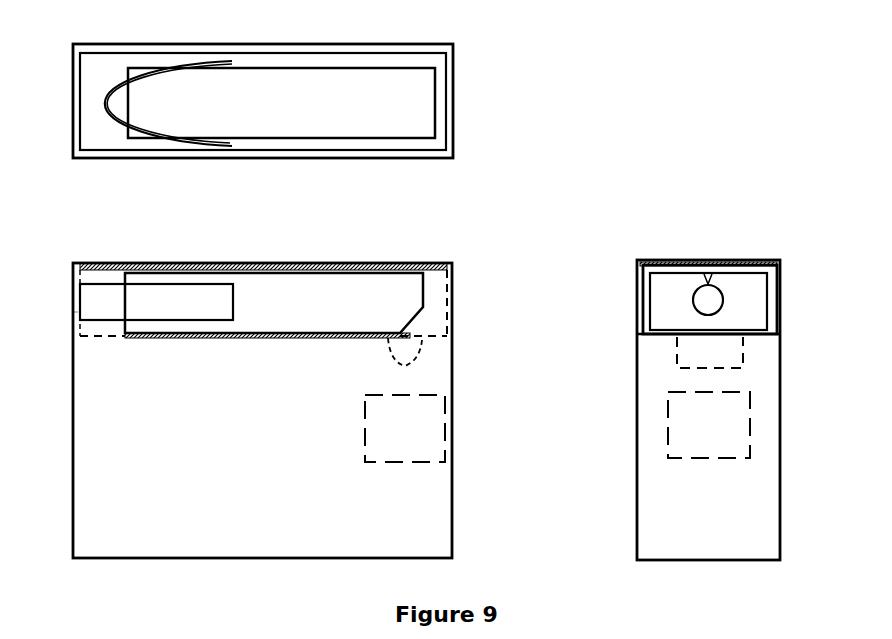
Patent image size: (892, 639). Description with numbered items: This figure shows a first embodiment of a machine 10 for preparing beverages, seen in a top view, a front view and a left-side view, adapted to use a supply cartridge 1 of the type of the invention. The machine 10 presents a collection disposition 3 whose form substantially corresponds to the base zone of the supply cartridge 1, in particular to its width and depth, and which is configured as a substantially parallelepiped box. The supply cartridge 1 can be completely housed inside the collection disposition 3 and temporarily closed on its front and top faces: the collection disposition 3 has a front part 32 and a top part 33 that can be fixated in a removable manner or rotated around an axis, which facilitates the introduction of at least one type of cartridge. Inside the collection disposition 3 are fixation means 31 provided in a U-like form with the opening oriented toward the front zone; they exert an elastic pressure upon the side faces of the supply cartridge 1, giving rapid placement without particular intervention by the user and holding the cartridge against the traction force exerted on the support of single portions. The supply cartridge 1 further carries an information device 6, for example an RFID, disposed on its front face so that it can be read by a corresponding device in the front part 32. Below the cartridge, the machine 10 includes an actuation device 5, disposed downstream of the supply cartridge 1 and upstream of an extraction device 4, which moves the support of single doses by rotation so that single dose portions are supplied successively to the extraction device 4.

The machine for preparing beverages 10 is at (407, 287).
The front part 32 is at (459, 100).
The supply cartridge 1 is at (446, 200).
The fixation means 31 is at (156, 190).
The top part 33 is at (411, 259).
The collection disposition 3 is at (815, 251).
The information device 6 is at (712, 259).
The actuation device 5 is at (549, 353).
The extraction device 4 is at (557, 427).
--------------------
_REQUIRED WORK_:
Swap "embodiment" for "version" and write out all the entries again with nothing else changed. Leave the pictures out.

_EXPECTED ANSWER_:
Patent image size: (892, 639). Description with numbered items: This figure shows a first version of a machine 10 for preparing beverages, seen in a top view, a front view and a left-side view, adapted to use a supply cartridge 1 of the type of the invention. The machine 10 presents a collection disposition 3 whose form substantially corresponds to the base zone of the supply cartridge 1, in particular to its width and depth, and which is configured as a substantially parallelepiped box. The supply cartridge 1 can be completely housed inside the collection disposition 3 and temporarily closed on its front and top faces: the collection disposition 3 has a front part 32 and a top part 33 that can be fixated in a removable manner or rotated around an axis, which facilitates the introduction of at least one type of cartridge. Inside the collection disposition 3 are fixation means 31 provided in a U-like form with the opening oriented toward the front zone; they exert an elastic pressure upon the side faces of the supply cartridge 1, giving rapid placement without particular intervention by the user and holding the cartridge against the traction force exerted on the support of single portions. The supply cartridge 1 further carries an information device 6, for example an RFID, disposed on its front face so that it can be read by a corresponding device in the front part 32. Below the cartridge, the machine 10 includes an actuation device 5, disposed downstream of the supply cartridge 1 and upstream of an extraction device 4, which moves the support of single doses by rotation so that single dose portions are supplied successively to the extraction device 4.

The machine for preparing beverages 10 is at (407, 287).
The front part 32 is at (459, 100).
The supply cartridge 1 is at (446, 200).
The fixation means 31 is at (156, 190).
The top part 33 is at (411, 259).
The collection disposition 3 is at (815, 251).
The information device 6 is at (712, 259).
The actuation device 5 is at (549, 353).
The extraction device 4 is at (557, 427).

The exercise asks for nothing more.